The task: Write the entries out again exactly as they stand, but without the pictures.

(Dataset listings of figures)
-------------------------

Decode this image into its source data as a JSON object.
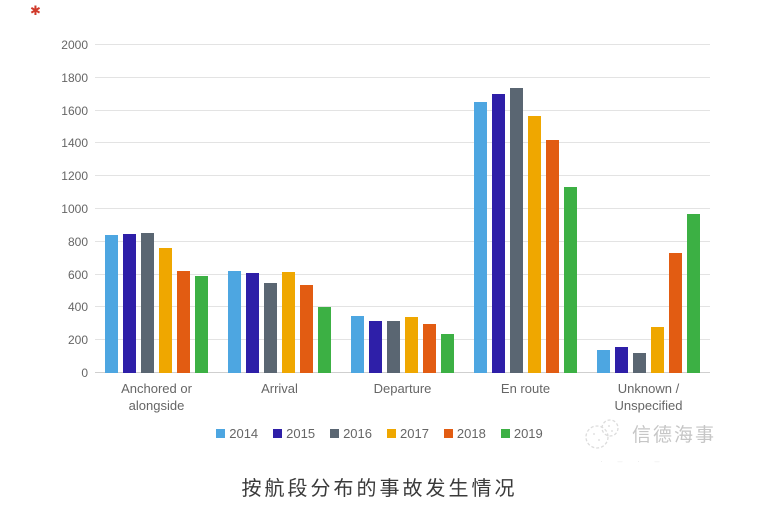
{
  "decorations": {
    "stamp_glyph": "✱"
  },
  "watermark": {
    "text": "信德海事",
    "logo": "xinde-maritime-logo",
    "dashes": "· – · –"
  },
  "caption": "按航段分布的事故发生情况",
  "chart_data": {
    "type": "bar",
    "title": "按航段分布的事故发生情况",
    "categories": [
      "Anchored or alongside",
      "Arrival",
      "Departure",
      "En route",
      "Unknown / Unspecified"
    ],
    "series": [
      {
        "name": "2014",
        "color": "#4da6e1",
        "values": [
          840,
          625,
          345,
          1655,
          140
        ]
      },
      {
        "name": "2015",
        "color": "#2e1fa8",
        "values": [
          850,
          610,
          315,
          1700,
          160
        ]
      },
      {
        "name": "2016",
        "color": "#5a6672",
        "values": [
          855,
          550,
          320,
          1740,
          120
        ]
      },
      {
        "name": "2017",
        "color": "#efa700",
        "values": [
          765,
          615,
          340,
          1565,
          280
        ]
      },
      {
        "name": "2018",
        "color": "#e25c12",
        "values": [
          620,
          535,
          300,
          1420,
          730
        ]
      },
      {
        "name": "2019",
        "color": "#3cb044",
        "values": [
          590,
          405,
          240,
          1135,
          970
        ]
      }
    ],
    "ylim": [
      0,
      2000
    ],
    "ytick_step": 200,
    "xlabel": "",
    "ylabel": "",
    "grid": true,
    "legend_position": "bottom",
    "axis_color": "#666666",
    "grid_color": "#e3e3e3"
  }
}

-------------------------

Problem solution:
Decode this image into its source data as a JSON object.
{
  "decorations": {
    "stamp_glyph": "✱"
  },
  "watermark": {
    "text": "信德海事",
    "logo": "xinde-maritime-logo",
    "dashes": "· – · –"
  },
  "caption": "按航段分布的事故发生情况",
  "chart_data": {
    "type": "bar",
    "title": "按航段分布的事故发生情况",
    "categories": [
      "Anchored or alongside",
      "Arrival",
      "Departure",
      "En route",
      "Unknown / Unspecified"
    ],
    "series": [
      {
        "name": "2014",
        "color": "#4da6e1",
        "values": [
          840,
          625,
          345,
          1655,
          140
        ]
      },
      {
        "name": "2015",
        "color": "#2e1fa8",
        "values": [
          850,
          610,
          315,
          1700,
          160
        ]
      },
      {
        "name": "2016",
        "color": "#5a6672",
        "values": [
          855,
          550,
          320,
          1740,
          120
        ]
      },
      {
        "name": "2017",
        "color": "#efa700",
        "values": [
          765,
          615,
          340,
          1565,
          280
        ]
      },
      {
        "name": "2018",
        "color": "#e25c12",
        "values": [
          620,
          535,
          300,
          1420,
          730
        ]
      },
      {
        "name": "2019",
        "color": "#3cb044",
        "values": [
          590,
          405,
          240,
          1135,
          970
        ]
      }
    ],
    "ylim": [
      0,
      2000
    ],
    "ytick_step": 200,
    "xlabel": "",
    "ylabel": "",
    "grid": true,
    "legend_position": "bottom",
    "axis_color": "#666666",
    "grid_color": "#e3e3e3"
  }
}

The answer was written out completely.